--- start Material ---

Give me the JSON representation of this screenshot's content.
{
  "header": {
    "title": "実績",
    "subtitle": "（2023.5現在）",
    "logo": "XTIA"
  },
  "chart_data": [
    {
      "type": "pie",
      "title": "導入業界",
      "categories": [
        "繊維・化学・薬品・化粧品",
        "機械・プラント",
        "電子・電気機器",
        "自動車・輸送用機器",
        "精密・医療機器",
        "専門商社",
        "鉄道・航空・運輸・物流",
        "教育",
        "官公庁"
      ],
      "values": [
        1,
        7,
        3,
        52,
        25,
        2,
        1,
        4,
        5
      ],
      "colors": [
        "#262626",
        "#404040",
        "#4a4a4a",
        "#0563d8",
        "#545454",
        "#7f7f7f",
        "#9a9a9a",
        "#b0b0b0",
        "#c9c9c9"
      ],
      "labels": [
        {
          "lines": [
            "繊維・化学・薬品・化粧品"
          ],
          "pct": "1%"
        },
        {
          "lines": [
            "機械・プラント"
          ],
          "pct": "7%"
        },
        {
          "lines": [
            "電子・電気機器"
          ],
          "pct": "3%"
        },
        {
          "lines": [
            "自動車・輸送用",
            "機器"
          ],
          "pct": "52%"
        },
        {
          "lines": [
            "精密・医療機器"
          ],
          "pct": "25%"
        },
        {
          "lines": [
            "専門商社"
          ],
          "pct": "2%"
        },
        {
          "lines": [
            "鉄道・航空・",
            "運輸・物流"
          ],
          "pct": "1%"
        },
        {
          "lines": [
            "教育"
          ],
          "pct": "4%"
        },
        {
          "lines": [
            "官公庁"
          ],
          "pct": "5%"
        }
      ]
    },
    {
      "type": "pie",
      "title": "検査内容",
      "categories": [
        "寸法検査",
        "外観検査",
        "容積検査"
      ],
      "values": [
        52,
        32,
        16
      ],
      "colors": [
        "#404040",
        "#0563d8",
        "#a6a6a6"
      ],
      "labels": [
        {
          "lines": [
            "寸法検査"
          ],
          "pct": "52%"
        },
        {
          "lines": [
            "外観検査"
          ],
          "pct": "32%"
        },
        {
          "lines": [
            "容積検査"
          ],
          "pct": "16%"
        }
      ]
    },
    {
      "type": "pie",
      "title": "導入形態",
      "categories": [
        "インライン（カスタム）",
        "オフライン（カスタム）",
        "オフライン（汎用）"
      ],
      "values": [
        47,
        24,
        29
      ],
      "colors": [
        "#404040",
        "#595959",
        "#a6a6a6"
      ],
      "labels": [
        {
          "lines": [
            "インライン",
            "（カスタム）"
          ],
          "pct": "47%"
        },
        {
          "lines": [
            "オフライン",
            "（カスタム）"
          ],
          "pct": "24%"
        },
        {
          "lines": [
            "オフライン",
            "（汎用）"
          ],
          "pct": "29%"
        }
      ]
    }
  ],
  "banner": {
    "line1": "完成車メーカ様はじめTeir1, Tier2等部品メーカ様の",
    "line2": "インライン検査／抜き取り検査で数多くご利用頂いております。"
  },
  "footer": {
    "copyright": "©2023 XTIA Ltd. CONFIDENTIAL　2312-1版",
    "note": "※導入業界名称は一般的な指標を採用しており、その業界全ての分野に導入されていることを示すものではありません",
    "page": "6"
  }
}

--- end Material ---

▶ **What you are asked to do**:
Write out the entries in full, exactly as given.

▶ **The response**:
Give me the JSON representation of this screenshot's content.
{
  "header": {
    "title": "実績",
    "subtitle": "（2023.5現在）",
    "logo": "XTIA"
  },
  "chart_data": [
    {
      "type": "pie",
      "title": "導入業界",
      "categories": [
        "繊維・化学・薬品・化粧品",
        "機械・プラント",
        "電子・電気機器",
        "自動車・輸送用機器",
        "精密・医療機器",
        "専門商社",
        "鉄道・航空・運輸・物流",
        "教育",
        "官公庁"
      ],
      "values": [
        1,
        7,
        3,
        52,
        25,
        2,
        1,
        4,
        5
      ],
      "colors": [
        "#262626",
        "#404040",
        "#4a4a4a",
        "#0563d8",
        "#545454",
        "#7f7f7f",
        "#9a9a9a",
        "#b0b0b0",
        "#c9c9c9"
      ],
      "labels": [
        {
          "lines": [
            "繊維・化学・薬品・化粧品"
          ],
          "pct": "1%"
        },
        {
          "lines": [
            "機械・プラント"
          ],
          "pct": "7%"
        },
        {
          "lines": [
            "電子・電気機器"
          ],
          "pct": "3%"
        },
        {
          "lines": [
            "自動車・輸送用",
            "機器"
          ],
          "pct": "52%"
        },
        {
          "lines": [
            "精密・医療機器"
          ],
          "pct": "25%"
        },
        {
          "lines": [
            "専門商社"
          ],
          "pct": "2%"
        },
        {
          "lines": [
            "鉄道・航空・",
            "運輸・物流"
          ],
          "pct": "1%"
        },
        {
          "lines": [
            "教育"
          ],
          "pct": "4%"
        },
        {
          "lines": [
            "官公庁"
          ],
          "pct": "5%"
        }
      ]
    },
    {
      "type": "pie",
      "title": "検査内容",
      "categories": [
        "寸法検査",
        "外観検査",
        "容積検査"
      ],
      "values": [
        52,
        32,
        16
      ],
      "colors": [
        "#404040",
        "#0563d8",
        "#a6a6a6"
      ],
      "labels": [
        {
          "lines": [
            "寸法検査"
          ],
          "pct": "52%"
        },
        {
          "lines": [
            "外観検査"
          ],
          "pct": "32%"
        },
        {
          "lines": [
            "容積検査"
          ],
          "pct": "16%"
        }
      ]
    },
    {
      "type": "pie",
      "title": "導入形態",
      "categories": [
        "インライン（カスタム）",
        "オフライン（カスタム）",
        "オフライン（汎用）"
      ],
      "values": [
        47,
        24,
        29
      ],
      "colors": [
        "#404040",
        "#595959",
        "#a6a6a6"
      ],
      "labels": [
        {
          "lines": [
            "インライン",
            "（カスタム）"
          ],
          "pct": "47%"
        },
        {
          "lines": [
            "オフライン",
            "（カスタム）"
          ],
          "pct": "24%"
        },
        {
          "lines": [
            "オフライン",
            "（汎用）"
          ],
          "pct": "29%"
        }
      ]
    }
  ],
  "banner": {
    "line1": "完成車メーカ様はじめTeir1, Tier2等部品メーカ様の",
    "line2": "インライン検査／抜き取り検査で数多くご利用頂いております。"
  },
  "footer": {
    "copyright": "©2023 XTIA Ltd. CONFIDENTIAL　2312-1版",
    "note": "※導入業界名称は一般的な指標を採用しており、その業界全ての分野に導入されていることを示すものではありません",
    "page": "6"
  }
}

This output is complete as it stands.